*Entries shown:*
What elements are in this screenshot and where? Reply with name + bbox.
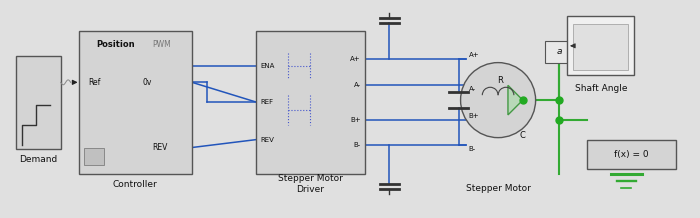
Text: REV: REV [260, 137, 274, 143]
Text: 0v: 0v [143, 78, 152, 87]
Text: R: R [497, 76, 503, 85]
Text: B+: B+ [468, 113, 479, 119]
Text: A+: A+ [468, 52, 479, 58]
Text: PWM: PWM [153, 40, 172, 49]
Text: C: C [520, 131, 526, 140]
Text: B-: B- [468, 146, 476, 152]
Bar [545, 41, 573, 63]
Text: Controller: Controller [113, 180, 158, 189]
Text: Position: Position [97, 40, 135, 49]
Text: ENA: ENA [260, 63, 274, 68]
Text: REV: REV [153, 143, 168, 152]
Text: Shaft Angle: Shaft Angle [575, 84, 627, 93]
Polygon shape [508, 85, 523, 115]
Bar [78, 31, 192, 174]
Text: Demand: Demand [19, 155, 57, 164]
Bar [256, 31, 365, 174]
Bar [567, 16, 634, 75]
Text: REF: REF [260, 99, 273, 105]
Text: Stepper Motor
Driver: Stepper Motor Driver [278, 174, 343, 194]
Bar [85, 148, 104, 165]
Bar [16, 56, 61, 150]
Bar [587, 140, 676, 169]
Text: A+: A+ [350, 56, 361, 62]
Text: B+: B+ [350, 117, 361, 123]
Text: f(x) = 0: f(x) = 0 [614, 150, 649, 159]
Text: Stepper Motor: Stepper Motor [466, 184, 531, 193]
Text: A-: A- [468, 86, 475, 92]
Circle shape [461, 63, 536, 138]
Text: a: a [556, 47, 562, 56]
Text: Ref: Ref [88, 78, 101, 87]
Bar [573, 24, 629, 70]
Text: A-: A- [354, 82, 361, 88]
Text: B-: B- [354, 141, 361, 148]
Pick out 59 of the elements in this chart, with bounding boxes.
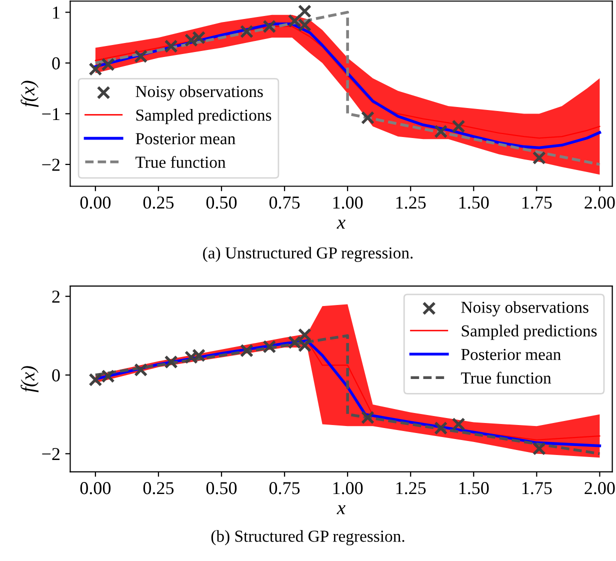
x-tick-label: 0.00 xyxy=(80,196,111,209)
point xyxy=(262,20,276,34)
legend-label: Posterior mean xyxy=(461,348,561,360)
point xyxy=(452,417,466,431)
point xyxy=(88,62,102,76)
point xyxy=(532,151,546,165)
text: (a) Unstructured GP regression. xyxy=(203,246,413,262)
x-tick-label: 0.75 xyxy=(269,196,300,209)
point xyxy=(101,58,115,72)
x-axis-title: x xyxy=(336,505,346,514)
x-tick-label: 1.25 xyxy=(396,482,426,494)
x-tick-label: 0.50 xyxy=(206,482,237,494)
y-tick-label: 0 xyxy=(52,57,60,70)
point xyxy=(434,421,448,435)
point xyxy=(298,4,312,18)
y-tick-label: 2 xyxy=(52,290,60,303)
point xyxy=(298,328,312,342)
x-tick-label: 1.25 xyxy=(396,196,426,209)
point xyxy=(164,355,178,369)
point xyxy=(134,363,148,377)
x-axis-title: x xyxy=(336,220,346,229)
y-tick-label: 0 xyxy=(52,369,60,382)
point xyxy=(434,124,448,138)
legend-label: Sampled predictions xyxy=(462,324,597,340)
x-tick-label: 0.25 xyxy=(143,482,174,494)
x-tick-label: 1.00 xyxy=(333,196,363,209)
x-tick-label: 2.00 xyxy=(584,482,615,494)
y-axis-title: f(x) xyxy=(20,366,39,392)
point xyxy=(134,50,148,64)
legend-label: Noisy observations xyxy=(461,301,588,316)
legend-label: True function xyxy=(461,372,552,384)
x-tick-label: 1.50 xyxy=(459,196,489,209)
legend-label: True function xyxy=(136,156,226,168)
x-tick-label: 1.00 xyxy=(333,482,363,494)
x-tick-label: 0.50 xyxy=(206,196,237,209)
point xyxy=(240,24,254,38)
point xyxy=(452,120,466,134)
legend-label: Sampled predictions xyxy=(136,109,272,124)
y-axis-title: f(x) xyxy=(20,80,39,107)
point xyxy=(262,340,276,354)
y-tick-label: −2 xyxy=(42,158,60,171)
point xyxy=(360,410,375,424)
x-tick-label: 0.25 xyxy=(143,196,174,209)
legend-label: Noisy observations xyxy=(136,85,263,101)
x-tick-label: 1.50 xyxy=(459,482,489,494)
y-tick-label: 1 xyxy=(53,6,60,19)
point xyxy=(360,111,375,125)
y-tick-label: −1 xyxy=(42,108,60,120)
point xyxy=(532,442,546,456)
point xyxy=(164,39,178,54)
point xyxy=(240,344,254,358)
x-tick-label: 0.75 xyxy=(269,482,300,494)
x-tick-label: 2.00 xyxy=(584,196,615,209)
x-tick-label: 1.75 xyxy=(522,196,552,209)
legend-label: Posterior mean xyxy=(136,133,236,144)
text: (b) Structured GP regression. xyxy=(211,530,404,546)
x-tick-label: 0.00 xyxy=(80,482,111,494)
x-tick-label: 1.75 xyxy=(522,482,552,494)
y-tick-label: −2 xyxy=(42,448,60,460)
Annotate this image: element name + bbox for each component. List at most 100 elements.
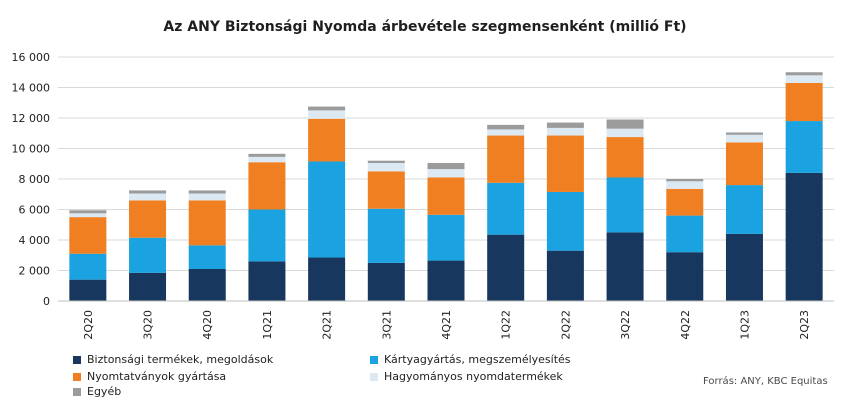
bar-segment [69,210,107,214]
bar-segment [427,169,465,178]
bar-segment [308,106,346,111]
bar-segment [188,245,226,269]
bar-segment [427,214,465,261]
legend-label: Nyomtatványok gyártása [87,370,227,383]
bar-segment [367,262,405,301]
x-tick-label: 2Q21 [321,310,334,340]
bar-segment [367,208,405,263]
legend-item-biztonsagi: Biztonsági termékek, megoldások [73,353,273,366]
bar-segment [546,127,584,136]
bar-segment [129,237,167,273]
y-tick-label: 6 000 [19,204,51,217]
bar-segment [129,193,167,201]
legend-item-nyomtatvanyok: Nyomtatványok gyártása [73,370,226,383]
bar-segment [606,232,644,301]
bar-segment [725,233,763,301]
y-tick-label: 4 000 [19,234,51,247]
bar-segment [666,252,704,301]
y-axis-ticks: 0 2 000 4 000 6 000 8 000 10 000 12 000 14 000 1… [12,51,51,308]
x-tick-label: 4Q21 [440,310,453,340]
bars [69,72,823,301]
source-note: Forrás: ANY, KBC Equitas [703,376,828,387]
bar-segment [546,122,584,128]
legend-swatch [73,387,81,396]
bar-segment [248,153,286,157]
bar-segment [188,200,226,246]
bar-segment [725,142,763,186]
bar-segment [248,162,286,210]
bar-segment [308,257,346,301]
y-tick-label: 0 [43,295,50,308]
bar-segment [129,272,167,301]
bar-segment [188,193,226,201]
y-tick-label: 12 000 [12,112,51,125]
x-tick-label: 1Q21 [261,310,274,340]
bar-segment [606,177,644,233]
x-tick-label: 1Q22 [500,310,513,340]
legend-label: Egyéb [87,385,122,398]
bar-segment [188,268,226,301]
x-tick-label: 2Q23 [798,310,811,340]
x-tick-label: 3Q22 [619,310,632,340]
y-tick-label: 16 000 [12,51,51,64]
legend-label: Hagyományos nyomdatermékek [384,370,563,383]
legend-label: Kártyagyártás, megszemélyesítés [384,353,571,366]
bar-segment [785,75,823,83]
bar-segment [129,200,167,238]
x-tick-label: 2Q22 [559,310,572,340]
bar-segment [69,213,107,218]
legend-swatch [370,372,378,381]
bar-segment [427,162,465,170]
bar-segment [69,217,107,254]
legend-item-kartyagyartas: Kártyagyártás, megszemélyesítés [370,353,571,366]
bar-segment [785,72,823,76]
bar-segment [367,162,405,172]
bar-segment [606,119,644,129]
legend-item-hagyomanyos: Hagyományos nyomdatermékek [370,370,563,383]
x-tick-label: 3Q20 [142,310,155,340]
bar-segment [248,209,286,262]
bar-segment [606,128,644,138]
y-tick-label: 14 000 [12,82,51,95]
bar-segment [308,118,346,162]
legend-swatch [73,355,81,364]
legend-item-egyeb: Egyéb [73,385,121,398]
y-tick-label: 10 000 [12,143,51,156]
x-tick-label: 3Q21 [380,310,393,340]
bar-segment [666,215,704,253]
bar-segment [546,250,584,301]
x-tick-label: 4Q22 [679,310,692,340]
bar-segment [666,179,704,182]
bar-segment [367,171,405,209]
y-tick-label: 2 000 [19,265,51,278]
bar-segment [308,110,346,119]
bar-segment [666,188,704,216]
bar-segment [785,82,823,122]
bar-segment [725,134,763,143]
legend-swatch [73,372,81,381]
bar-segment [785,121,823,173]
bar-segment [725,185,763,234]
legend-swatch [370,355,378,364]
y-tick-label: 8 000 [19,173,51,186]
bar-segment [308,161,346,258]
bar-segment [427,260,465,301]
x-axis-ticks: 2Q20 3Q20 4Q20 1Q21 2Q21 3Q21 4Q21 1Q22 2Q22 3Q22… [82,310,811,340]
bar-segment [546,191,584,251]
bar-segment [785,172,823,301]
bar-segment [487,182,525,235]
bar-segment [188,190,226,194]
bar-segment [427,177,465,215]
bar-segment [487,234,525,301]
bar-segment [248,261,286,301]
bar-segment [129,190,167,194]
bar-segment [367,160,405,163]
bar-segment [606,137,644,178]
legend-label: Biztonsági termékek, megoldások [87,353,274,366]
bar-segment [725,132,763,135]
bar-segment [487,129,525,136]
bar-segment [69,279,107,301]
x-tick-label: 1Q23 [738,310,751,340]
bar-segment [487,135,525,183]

*Exercise goal:* Reproduce verbatim the lines of the data starting at the line containing "bar-segment [69,210,107,214]" and ending at the line containing "bar-segment [546,127,584,136]", with both of those lines included.

*Full answer:*
bar-segment [69,210,107,214]
bar-segment [427,169,465,178]
bar-segment [308,106,346,111]
bar-segment [188,245,226,269]
bar-segment [427,214,465,261]
legend-label: Nyomtatványok gyártása [87,370,227,383]
bar-segment [367,262,405,301]
x-tick-label: 2Q21 [321,310,334,340]
bar-segment [367,208,405,263]
legend-item-biztonsagi: Biztonsági termékek, megoldások [73,353,273,366]
bar-segment [546,127,584,136]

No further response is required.